- CHALLENGE
Set down exactly the lines running from the line with "Extract the structured" to the end of the listing below, both ends included.

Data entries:
* * *

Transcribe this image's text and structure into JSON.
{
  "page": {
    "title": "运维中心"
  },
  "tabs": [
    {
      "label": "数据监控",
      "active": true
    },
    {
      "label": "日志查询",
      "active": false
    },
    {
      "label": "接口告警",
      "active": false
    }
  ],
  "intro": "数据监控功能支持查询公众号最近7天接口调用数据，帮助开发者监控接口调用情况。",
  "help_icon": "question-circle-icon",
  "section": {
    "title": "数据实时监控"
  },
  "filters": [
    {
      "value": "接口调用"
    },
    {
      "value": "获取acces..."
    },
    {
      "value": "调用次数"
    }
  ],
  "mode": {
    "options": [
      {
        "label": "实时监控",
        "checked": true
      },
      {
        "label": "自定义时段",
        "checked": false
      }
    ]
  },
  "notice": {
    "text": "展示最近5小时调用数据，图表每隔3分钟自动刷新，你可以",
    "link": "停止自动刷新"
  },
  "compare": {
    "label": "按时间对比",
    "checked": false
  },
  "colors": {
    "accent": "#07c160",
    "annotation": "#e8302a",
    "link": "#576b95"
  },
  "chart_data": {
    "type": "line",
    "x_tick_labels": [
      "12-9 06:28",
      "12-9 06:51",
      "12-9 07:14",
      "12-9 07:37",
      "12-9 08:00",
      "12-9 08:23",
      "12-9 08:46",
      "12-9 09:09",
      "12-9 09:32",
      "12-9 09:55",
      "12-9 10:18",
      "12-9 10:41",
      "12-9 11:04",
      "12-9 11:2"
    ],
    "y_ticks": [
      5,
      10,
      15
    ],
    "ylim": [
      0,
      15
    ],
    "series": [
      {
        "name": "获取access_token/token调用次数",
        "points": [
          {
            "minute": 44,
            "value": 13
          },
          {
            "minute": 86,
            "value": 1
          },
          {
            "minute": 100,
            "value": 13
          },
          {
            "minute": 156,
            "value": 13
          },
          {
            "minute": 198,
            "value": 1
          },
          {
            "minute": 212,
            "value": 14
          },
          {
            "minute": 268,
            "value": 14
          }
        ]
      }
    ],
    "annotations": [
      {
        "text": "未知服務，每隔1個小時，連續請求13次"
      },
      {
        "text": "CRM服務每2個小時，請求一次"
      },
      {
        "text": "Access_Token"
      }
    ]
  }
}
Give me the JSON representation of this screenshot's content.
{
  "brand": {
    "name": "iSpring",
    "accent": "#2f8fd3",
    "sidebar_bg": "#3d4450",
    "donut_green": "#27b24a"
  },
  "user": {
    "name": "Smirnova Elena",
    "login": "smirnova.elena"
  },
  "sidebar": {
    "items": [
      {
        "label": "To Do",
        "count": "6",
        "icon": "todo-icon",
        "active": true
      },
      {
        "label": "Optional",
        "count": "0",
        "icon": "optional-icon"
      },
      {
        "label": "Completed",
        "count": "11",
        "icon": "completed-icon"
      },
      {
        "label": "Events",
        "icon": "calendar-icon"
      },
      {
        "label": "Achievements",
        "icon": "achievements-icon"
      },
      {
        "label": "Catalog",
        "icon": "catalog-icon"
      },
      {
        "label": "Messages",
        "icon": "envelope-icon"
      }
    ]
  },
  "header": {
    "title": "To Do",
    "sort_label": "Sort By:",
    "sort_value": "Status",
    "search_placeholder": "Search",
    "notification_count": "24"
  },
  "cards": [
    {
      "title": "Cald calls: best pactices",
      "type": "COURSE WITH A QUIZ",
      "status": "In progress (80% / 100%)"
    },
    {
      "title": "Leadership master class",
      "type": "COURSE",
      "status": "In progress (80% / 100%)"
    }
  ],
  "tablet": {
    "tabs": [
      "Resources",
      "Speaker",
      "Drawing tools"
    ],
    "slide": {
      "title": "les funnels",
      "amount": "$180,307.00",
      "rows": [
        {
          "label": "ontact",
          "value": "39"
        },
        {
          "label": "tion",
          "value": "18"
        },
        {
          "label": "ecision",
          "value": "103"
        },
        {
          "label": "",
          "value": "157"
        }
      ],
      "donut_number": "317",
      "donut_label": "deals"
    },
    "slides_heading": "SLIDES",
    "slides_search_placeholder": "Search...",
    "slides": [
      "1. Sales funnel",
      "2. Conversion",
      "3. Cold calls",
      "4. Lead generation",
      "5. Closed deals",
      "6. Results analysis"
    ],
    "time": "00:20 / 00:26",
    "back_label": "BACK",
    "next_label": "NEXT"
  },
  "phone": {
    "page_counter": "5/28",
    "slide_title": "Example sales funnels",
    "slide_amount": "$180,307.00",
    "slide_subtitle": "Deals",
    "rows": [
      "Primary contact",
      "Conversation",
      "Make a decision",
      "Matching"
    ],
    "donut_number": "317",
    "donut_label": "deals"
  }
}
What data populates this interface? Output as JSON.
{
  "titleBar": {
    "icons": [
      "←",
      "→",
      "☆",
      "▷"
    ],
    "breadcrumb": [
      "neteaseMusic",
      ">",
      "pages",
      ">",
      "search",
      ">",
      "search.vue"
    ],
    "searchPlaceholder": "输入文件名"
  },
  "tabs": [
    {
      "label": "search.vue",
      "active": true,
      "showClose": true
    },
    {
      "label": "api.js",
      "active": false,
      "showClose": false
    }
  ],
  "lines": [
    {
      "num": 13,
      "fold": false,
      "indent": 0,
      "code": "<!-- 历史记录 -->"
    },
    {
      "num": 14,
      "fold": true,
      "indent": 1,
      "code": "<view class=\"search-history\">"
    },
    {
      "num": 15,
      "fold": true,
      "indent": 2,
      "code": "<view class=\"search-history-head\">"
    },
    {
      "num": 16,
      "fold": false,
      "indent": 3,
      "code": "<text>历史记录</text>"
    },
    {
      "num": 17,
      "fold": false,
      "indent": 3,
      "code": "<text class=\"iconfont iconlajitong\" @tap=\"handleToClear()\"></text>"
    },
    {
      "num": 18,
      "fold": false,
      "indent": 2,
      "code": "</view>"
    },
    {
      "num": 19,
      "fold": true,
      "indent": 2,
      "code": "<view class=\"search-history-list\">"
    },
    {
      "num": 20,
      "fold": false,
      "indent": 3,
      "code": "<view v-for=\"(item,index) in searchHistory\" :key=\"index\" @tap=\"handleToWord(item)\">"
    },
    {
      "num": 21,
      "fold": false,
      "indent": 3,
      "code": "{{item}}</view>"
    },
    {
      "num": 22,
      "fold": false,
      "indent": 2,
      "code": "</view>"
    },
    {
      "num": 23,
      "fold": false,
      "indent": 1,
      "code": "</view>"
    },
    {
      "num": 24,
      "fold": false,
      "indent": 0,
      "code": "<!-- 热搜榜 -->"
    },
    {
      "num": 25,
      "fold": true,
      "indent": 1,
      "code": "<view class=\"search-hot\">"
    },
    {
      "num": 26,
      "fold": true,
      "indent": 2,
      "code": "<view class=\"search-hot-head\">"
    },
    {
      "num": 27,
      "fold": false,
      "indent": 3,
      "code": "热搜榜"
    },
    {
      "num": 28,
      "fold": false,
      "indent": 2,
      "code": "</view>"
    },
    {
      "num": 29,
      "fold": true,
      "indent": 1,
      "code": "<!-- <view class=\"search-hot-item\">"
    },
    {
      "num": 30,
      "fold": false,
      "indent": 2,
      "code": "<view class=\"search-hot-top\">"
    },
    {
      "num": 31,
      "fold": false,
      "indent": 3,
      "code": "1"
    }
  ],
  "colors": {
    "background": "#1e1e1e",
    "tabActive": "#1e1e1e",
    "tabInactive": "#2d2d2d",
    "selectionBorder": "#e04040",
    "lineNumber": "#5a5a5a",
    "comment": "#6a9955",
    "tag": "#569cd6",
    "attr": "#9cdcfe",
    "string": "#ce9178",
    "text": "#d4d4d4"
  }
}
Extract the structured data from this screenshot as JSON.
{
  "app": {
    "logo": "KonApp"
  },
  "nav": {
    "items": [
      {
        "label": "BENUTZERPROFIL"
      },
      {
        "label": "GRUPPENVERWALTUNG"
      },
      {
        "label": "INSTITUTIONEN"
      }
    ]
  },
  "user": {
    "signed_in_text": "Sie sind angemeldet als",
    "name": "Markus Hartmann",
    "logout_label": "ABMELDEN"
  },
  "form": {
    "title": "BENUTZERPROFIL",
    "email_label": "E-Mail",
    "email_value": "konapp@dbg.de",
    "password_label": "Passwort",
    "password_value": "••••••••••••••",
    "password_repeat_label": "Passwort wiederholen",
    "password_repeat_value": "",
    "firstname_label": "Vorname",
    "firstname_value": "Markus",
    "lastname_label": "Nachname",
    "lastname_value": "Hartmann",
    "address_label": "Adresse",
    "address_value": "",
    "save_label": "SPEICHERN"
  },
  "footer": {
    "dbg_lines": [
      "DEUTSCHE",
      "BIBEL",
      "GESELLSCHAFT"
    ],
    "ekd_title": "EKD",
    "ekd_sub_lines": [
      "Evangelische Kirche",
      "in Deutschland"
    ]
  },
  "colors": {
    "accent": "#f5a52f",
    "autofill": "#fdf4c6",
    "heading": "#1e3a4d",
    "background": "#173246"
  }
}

* * *

- COMPLETED TASK
Extract the structured data from this screenshot as JSON.
{
  "app": {
    "logo": "KonApp"
  },
  "nav": {
    "items": [
      {
        "label": "BENUTZERPROFIL"
      },
      {
        "label": "GRUPPENVERWALTUNG"
      },
      {
        "label": "INSTITUTIONEN"
      }
    ]
  },
  "user": {
    "signed_in_text": "Sie sind angemeldet als",
    "name": "Markus Hartmann",
    "logout_label": "ABMELDEN"
  },
  "form": {
    "title": "BENUTZERPROFIL",
    "email_label": "E-Mail",
    "email_value": "konapp@dbg.de",
    "password_label": "Passwort",
    "password_value": "••••••••••••••",
    "password_repeat_label": "Passwort wiederholen",
    "password_repeat_value": "",
    "firstname_label": "Vorname",
    "firstname_value": "Markus",
    "lastname_label": "Nachname",
    "lastname_value": "Hartmann",
    "address_label": "Adresse",
    "address_value": "",
    "save_label": "SPEICHERN"
  },
  "footer": {
    "dbg_lines": [
      "DEUTSCHE",
      "BIBEL",
      "GESELLSCHAFT"
    ],
    "ekd_title": "EKD",
    "ekd_sub_lines": [
      "Evangelische Kirche",
      "in Deutschland"
    ]
  },
  "colors": {
    "accent": "#f5a52f",
    "autofill": "#fdf4c6",
    "heading": "#1e3a4d",
    "background": "#173246"
  }
}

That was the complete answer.